(REQUIRED WORK) Search the data below for the string "ylabel" and copy all lines where it shows up.

(PROVIDED ENTRIES begins)

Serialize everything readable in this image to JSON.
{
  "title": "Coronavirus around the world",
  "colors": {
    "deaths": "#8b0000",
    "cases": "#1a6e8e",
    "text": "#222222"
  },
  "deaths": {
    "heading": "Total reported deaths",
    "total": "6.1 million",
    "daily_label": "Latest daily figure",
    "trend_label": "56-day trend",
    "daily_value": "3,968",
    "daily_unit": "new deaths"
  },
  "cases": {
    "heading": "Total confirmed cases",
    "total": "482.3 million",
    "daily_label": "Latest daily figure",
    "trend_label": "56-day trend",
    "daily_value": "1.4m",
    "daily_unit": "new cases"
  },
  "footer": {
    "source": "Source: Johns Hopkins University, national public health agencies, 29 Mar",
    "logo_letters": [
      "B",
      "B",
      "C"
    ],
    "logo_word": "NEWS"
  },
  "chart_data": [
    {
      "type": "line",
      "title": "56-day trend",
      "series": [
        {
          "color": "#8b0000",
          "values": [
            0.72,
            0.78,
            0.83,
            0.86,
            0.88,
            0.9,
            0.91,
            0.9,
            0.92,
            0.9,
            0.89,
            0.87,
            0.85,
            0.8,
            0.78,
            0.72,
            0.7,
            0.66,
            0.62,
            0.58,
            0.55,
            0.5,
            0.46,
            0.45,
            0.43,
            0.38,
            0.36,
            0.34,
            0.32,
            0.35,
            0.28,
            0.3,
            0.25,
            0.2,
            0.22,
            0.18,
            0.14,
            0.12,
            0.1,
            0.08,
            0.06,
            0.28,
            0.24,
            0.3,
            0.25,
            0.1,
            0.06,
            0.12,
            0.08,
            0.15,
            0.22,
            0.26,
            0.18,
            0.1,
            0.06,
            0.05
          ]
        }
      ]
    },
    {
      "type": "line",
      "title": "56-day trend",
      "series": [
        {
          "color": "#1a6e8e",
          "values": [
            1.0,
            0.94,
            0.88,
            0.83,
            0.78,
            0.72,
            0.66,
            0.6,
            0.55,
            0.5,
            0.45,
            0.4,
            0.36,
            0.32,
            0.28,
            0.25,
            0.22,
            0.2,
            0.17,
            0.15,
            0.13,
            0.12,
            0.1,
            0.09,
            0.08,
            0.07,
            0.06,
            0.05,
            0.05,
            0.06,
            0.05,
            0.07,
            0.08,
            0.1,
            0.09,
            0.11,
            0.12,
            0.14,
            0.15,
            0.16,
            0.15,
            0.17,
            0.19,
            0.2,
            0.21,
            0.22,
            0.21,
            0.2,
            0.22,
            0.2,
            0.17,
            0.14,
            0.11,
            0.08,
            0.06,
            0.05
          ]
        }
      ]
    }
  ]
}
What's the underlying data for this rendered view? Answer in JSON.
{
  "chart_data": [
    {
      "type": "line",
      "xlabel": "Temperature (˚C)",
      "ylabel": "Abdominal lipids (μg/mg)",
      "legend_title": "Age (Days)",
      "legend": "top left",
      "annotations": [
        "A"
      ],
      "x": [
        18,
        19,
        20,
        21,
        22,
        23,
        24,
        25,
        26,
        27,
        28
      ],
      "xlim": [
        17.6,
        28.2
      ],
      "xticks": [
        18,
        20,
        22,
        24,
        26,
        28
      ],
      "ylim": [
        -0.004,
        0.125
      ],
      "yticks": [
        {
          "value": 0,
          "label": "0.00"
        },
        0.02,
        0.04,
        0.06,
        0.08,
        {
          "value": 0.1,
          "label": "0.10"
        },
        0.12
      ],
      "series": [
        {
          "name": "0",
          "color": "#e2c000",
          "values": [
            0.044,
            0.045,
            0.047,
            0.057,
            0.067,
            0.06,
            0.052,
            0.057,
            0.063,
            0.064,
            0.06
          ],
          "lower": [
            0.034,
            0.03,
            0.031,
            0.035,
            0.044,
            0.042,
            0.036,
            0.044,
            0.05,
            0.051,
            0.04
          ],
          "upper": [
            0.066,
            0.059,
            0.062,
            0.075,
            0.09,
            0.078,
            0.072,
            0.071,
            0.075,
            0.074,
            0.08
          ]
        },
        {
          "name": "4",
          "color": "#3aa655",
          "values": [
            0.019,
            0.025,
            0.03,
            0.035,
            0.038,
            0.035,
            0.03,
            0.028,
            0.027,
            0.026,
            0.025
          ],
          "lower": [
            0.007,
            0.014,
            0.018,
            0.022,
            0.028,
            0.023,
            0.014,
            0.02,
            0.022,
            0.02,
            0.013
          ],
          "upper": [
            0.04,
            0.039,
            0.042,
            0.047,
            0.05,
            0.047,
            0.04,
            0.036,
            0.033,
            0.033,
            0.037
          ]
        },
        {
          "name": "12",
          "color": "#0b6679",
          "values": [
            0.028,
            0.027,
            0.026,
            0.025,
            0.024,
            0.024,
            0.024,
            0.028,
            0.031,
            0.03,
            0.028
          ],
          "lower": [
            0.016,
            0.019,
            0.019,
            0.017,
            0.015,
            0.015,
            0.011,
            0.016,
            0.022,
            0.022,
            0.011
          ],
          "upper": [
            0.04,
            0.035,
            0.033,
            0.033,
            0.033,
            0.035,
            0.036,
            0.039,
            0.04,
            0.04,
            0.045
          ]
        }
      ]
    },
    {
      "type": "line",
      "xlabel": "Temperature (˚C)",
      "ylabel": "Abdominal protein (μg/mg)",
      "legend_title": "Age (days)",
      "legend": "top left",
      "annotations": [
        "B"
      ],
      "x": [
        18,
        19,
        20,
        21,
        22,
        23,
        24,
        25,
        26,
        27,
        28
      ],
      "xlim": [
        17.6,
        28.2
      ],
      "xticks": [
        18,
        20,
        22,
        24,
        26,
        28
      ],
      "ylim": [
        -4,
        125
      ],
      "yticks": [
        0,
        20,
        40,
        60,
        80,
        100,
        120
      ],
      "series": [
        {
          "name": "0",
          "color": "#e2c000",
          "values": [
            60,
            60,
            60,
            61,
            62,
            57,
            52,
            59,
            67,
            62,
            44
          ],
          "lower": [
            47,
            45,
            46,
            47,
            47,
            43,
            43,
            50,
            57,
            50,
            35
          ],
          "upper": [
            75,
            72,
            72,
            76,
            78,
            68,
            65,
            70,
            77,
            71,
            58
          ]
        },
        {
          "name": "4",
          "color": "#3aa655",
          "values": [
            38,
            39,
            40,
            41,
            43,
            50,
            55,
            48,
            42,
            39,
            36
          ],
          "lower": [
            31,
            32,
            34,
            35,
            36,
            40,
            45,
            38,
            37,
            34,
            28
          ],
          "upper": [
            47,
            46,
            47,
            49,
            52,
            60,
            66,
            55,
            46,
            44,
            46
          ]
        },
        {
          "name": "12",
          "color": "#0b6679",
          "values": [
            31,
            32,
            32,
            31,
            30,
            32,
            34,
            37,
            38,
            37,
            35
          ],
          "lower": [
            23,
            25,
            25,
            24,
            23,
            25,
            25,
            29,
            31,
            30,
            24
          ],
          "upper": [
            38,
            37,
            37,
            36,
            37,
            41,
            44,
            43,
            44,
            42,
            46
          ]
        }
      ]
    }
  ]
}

(PROVIDED ENTRIES ends)

(EXPECTED ANSWER)
      "ylabel": "Abdominal lipids (μg/mg)",
      "ylabel": "Abdominal protein (μg/mg)",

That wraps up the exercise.